Decisão – Busca e Apreensão – Alienação Fiduciária – Liminar – Deferimento

Dispõe o art. 3º do Decreto-lei n. 911/69 que “o proprietário fiduciário ou credor poderá requerer contra o devedor ou terceiro a busca e apreensão do bem alienado fiduciariamente, a qual será concedida liminarmente, desde que comprovada a mora ou o inadimplemento do devedor”.

O Decreto-lei nº 911/69, em seu art. 2º, § 2º, redação determinada pela Lei nº 13.043/2014, estabelece que a mora poderá ser comprovada por carta registrada com aviso de recebimento, não se exigindo que a assinatura constante no documento seja do próprio destinatário, mas que a entrega aconteça no endereço indicado no contrato, bem como pouco importa se por carta simples ou expedido por cartório extrajudicial.

SUAS TAREFAS:
1. Copie o trecho do texto sobre busca e apreensão que começa nas palavras "O Decreto-lei nº" e termina depois de "por cartório extrajudicial.".
2. Prossiga a redação do texto sobre busca e apreensão de bem alienado fiduciariamente a partir da última frase apresentada.

LINHAS FORNECIDAS:
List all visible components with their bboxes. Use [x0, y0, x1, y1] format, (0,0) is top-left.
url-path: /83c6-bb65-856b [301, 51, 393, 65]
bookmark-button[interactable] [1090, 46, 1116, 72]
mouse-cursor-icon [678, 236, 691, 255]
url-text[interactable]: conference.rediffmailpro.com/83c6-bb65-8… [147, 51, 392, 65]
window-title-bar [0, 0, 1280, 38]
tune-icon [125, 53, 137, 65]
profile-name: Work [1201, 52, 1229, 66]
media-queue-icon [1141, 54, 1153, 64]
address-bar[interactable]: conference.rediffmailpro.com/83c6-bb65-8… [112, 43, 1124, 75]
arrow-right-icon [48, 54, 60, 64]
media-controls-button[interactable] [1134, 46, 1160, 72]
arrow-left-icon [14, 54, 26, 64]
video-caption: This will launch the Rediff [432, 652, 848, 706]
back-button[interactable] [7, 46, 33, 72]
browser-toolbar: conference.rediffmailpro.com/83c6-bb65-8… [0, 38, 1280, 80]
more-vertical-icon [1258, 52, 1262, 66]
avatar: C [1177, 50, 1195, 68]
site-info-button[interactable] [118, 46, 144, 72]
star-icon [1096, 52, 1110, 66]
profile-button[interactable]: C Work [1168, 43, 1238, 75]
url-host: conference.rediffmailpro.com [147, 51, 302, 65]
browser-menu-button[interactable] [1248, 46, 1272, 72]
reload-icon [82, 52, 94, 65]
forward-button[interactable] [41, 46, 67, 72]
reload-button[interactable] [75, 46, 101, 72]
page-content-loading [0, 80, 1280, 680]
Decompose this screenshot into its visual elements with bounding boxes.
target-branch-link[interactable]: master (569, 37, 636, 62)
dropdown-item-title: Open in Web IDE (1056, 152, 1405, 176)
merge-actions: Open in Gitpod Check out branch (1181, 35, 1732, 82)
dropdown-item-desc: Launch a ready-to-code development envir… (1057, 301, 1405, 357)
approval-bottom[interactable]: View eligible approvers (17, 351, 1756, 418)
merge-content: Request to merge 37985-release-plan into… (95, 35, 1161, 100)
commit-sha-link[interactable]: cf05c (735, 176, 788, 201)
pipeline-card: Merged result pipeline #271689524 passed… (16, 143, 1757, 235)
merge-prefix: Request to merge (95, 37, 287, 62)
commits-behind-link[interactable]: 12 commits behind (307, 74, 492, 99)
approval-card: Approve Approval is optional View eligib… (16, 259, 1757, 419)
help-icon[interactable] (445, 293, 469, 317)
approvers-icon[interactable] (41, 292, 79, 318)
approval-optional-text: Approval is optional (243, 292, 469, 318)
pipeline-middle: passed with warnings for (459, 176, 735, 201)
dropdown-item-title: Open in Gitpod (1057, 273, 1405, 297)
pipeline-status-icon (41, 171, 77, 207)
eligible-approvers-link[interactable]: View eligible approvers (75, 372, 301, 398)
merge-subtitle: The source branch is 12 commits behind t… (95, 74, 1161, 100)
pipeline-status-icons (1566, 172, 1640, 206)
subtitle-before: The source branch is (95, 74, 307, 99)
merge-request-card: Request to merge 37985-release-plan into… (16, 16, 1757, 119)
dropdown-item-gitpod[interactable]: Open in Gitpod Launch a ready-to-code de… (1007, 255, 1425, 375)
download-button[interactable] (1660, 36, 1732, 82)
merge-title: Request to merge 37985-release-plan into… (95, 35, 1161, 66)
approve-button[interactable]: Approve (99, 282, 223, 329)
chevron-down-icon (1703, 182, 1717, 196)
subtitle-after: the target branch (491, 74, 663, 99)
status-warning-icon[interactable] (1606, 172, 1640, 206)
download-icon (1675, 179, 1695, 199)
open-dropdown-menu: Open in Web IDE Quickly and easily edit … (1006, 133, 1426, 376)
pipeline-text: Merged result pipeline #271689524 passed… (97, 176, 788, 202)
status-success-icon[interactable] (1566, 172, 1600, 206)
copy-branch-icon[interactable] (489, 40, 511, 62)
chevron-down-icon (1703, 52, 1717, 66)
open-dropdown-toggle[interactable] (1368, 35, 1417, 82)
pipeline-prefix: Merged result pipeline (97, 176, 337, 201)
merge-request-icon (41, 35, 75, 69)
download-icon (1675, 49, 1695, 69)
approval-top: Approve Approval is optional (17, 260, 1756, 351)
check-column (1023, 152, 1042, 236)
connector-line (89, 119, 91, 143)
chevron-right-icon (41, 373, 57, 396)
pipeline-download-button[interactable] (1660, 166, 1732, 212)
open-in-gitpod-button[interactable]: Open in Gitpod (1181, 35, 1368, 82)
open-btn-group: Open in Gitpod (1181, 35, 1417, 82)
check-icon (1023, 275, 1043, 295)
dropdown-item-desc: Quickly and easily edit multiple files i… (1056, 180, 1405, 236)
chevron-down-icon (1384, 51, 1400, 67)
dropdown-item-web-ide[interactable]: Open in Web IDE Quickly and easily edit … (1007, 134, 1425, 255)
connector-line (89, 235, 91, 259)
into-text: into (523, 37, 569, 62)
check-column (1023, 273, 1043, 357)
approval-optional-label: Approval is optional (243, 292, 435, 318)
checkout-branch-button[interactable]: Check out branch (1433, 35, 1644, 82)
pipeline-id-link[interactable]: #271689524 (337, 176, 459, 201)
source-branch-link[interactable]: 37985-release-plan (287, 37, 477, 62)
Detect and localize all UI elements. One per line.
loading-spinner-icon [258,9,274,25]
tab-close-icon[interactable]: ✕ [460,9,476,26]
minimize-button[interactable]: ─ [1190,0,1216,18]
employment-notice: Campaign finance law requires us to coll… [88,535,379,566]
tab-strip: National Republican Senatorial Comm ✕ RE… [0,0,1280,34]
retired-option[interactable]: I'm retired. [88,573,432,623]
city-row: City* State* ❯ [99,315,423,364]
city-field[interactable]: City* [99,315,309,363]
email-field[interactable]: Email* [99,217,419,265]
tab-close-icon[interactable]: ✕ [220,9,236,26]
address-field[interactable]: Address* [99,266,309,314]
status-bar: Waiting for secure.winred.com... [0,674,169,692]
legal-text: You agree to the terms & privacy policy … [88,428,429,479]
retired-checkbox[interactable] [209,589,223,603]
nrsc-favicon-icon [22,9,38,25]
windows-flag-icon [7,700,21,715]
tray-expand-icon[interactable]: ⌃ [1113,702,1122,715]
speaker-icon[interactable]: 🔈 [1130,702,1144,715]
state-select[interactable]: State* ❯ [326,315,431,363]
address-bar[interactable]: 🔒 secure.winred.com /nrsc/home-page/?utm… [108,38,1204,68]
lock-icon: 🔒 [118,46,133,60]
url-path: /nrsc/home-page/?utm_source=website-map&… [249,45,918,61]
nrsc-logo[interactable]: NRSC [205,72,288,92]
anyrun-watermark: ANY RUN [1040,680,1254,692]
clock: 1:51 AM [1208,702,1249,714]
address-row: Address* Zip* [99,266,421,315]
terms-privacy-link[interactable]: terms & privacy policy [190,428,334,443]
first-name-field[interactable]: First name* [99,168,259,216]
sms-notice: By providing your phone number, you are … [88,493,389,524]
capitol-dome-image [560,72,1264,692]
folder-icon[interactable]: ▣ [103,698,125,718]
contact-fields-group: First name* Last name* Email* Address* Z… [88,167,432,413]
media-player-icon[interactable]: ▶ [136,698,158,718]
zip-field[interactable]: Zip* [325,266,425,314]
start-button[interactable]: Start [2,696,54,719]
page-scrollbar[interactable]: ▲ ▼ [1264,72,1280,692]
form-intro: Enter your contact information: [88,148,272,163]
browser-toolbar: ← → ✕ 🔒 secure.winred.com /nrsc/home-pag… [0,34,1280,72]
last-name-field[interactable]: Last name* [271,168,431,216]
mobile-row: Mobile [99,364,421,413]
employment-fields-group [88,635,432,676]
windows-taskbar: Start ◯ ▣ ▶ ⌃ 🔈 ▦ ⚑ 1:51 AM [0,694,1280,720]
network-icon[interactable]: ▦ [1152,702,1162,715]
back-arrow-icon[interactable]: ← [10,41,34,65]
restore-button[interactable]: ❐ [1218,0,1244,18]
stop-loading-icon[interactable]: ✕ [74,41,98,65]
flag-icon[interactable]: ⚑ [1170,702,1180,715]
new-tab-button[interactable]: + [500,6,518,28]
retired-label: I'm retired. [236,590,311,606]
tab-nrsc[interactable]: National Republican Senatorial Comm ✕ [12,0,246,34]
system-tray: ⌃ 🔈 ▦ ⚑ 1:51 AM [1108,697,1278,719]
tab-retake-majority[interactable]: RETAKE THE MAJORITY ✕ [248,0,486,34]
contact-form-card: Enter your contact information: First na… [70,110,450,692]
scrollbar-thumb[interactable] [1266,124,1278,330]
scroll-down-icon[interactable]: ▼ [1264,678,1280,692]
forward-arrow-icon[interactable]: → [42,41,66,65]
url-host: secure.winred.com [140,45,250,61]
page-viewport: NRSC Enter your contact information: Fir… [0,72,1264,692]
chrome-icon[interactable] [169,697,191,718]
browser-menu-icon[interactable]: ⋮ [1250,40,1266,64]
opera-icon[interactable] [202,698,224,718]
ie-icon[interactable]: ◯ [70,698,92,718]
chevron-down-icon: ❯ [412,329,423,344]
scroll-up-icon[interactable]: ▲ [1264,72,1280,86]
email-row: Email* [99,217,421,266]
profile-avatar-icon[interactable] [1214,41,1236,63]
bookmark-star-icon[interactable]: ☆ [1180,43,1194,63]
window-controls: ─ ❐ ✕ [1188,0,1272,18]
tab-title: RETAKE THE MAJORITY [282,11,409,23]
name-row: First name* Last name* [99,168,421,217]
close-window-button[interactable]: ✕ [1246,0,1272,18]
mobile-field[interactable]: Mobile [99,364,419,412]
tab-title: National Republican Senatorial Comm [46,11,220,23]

RESPOSTAS NUMERADAS:
1.
O Decreto-lei nº 911/69, em seu art. 2º, § 2º, redação determinada pela Lei nº 13.043/2014, estabelece que a mora poderá ser comprovada por carta registrada com aviso de recebimento, não se exigindo que a assinatura constante no documento seja do próprio destinatário, mas que a entrega aconteça no endereço indicado no contrato, bem como pouco importa se por carta simples ou expedido por cartório extrajudicial.

2.
Transcrevo: “Alienação fiduciária. Ação de busca e apreensão. Procedência decretada em 1º Grau. 1. Restando incontroverso o inadimplemento, caracterizada está a mora a ensejar a busca e apreensão do objeto dado em garantia no contrato de alienação fiduciária. 2. Em se tratando de alienação fiduciária, a constituição do devedor em mora se dá com o simples vencimento do prazo para pagamento, bastando, portanto, para a propositura da ação de busca e apreensão, simples notificação enviada e entregue ao endereço fornecido pelo devedor como sendo de seu domicílio, pouco importando seja por carta simples, ou expedida por cartório extrajudicial, ainda que de praça diversa daquele domicílio, recebida pelo próprio devedor ou por terceiro, nos termos da alteração trazida pela Lei 13.043, de 13 de novembro de 2014, ao art. 2º, §2º, do Decreto-Lei 911/69. ….” (Apelação nº 0002999-49.2009.8.26.0441, Rel. Des. Vanderci Álvares, Órgão julgador: 25ª Câmara de Direito Privado, Data do julgamento: 29/01/2015, TJSP)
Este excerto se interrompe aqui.